***** Stored rows
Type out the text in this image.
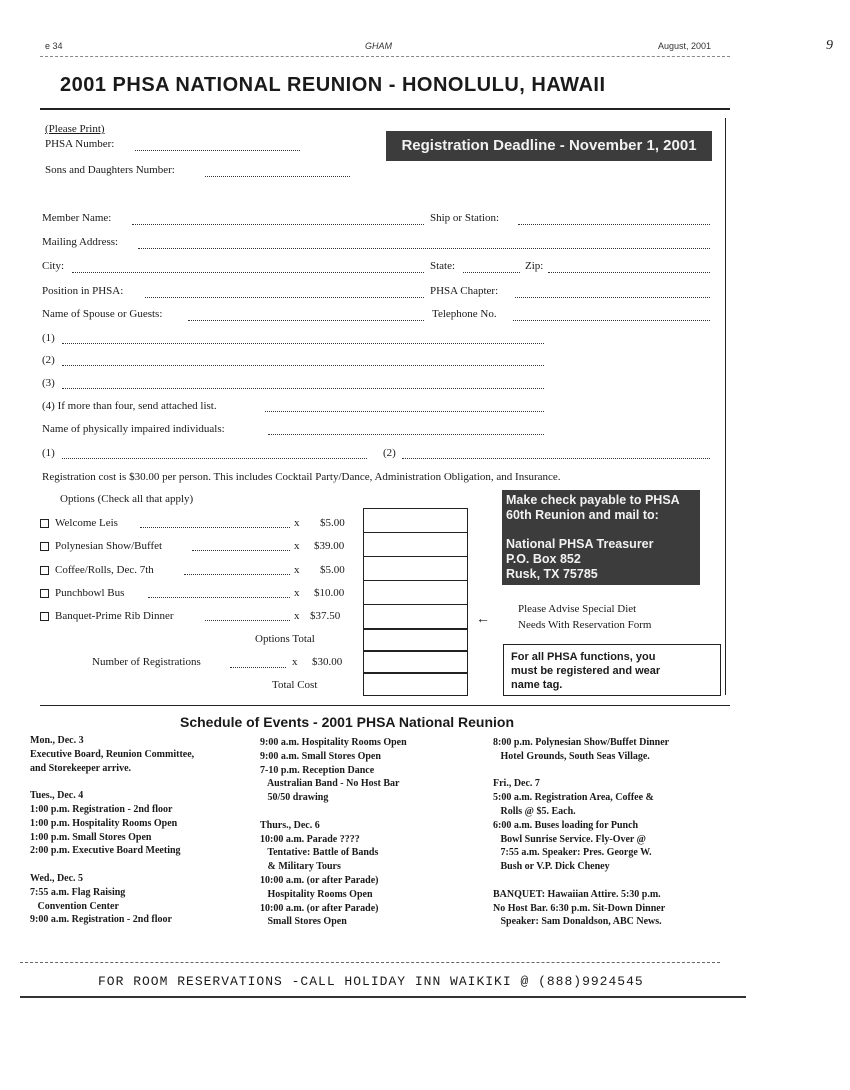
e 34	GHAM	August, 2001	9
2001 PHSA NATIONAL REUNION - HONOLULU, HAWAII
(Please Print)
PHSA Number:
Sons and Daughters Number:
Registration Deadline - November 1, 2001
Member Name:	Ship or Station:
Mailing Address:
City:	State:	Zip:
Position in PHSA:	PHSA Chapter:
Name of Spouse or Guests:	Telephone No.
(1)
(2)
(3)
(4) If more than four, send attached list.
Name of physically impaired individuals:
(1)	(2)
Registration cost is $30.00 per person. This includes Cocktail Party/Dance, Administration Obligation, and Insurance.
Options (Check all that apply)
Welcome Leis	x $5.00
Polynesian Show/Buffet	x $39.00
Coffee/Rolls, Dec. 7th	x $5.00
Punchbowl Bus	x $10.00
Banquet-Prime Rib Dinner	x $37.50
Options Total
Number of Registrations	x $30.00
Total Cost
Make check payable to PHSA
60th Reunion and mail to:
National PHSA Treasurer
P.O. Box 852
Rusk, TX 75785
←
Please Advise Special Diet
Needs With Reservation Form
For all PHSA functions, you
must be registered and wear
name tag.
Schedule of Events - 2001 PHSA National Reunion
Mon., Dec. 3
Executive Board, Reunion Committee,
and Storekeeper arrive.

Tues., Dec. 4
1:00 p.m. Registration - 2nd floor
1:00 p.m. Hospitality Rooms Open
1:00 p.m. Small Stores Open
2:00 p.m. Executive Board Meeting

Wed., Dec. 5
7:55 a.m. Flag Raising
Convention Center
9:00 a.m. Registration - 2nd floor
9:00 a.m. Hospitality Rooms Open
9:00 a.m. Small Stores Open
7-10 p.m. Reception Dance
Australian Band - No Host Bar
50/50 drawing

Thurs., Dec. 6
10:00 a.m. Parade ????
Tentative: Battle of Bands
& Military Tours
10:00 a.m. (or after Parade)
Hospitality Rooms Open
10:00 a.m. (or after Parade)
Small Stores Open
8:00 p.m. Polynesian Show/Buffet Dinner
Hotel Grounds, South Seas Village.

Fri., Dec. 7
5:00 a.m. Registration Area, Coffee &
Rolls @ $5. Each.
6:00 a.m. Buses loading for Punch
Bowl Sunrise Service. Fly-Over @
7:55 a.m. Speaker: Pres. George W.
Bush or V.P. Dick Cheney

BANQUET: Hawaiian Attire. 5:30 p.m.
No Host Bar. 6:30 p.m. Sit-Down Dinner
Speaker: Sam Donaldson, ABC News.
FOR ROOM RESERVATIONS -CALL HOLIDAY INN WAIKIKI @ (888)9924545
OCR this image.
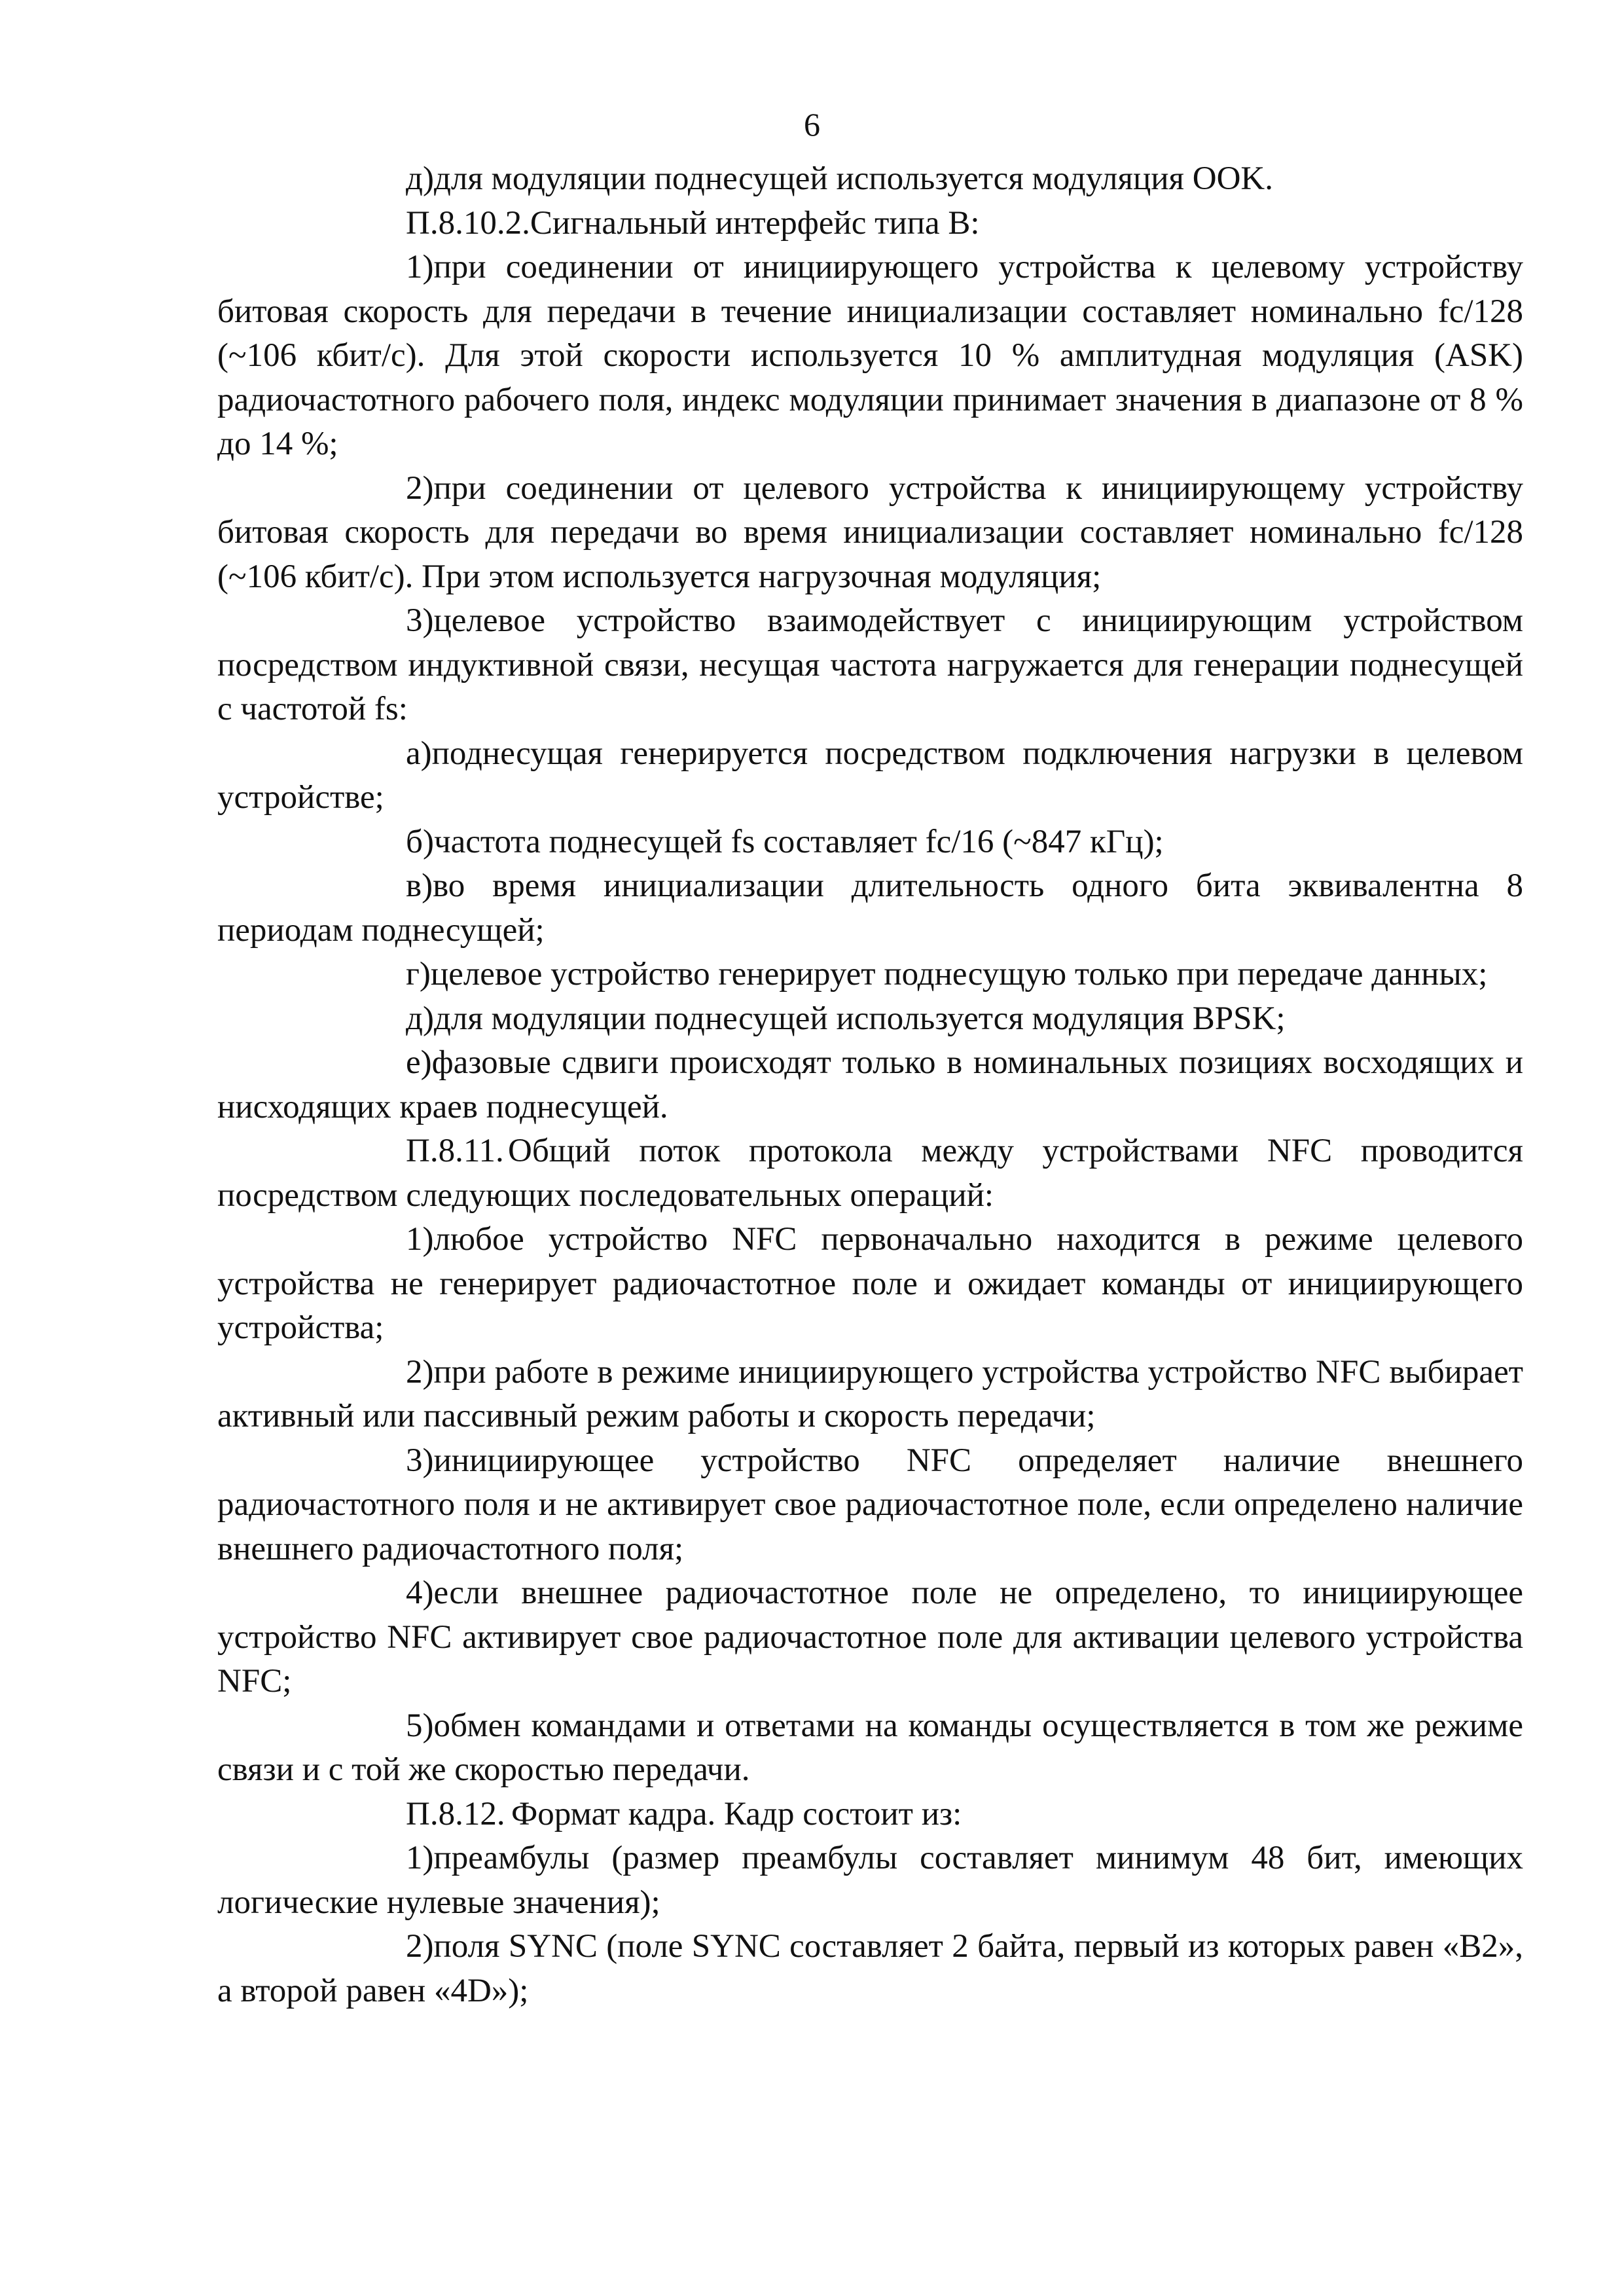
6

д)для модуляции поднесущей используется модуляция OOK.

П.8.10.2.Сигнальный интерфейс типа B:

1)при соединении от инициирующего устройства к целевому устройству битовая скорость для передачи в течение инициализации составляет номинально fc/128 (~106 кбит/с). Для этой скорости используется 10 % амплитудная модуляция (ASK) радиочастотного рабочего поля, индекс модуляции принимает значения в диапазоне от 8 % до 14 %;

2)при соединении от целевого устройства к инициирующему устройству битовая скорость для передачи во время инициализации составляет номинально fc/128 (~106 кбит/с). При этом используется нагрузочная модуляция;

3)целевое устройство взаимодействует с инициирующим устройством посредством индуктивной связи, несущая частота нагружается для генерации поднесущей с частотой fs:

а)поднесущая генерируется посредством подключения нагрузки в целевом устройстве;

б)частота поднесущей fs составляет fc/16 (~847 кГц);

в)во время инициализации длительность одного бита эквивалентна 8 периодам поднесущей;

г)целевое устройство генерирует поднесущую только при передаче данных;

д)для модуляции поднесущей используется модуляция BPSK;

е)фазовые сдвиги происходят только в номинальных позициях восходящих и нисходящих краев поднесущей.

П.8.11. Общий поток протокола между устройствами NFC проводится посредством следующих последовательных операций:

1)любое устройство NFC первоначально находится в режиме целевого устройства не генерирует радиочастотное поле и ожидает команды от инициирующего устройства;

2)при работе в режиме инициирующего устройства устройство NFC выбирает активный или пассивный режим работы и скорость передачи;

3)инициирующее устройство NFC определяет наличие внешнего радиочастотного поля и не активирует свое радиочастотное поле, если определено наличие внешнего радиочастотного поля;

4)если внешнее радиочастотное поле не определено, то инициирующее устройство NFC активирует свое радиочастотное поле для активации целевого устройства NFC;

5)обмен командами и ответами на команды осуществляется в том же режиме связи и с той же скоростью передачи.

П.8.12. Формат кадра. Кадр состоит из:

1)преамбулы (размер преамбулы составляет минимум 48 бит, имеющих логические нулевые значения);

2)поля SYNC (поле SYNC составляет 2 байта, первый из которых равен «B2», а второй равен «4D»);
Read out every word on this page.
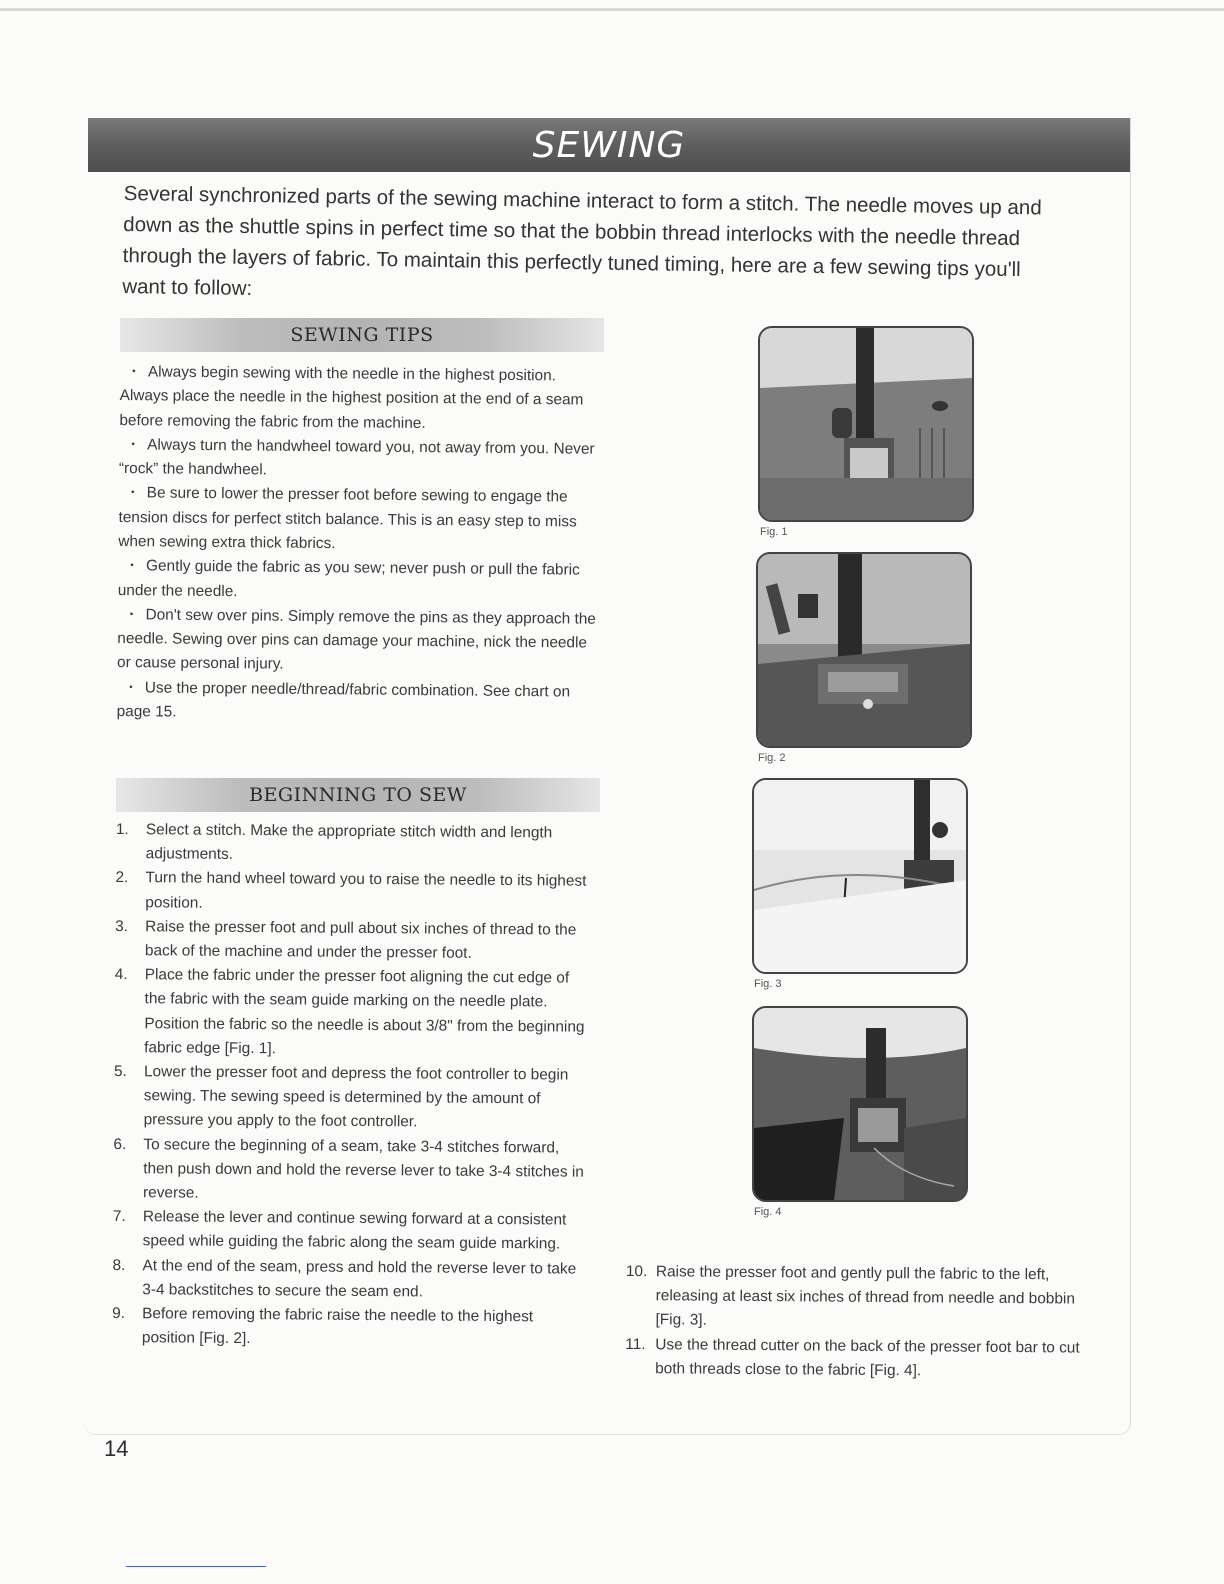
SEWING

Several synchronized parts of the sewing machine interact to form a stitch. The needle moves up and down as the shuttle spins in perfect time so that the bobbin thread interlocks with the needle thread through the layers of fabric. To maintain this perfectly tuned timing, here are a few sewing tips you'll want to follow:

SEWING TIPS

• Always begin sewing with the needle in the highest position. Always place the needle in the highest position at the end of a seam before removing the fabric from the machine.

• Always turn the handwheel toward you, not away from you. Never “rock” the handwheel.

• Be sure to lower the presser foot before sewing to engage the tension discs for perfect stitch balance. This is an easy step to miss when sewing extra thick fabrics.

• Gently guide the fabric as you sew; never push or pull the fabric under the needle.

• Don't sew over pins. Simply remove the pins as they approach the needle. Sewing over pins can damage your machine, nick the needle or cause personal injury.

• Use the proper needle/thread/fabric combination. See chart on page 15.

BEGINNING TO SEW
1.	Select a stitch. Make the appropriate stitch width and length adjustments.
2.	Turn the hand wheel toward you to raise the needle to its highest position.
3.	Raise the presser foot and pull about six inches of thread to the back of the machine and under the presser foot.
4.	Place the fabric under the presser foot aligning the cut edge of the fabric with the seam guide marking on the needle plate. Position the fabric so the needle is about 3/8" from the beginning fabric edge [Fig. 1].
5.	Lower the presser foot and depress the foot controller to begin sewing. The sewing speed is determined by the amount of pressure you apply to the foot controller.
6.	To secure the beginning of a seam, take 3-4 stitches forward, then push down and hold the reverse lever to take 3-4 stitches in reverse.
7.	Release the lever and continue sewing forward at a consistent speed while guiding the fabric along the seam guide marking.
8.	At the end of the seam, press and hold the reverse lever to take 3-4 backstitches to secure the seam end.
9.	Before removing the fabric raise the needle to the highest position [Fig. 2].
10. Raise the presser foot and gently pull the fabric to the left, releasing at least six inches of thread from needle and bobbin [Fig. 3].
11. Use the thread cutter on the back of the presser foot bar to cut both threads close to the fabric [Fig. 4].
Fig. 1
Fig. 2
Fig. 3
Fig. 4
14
**********
Work required: Copy all lines from the data that hold the word "только".

Answer to this task:
г)целевое устройство генерирует поднесущую только при передаче данных;
е)фазовые сдвиги происходят только в номинальных позициях восходящих и нисходящих краев поднесущей.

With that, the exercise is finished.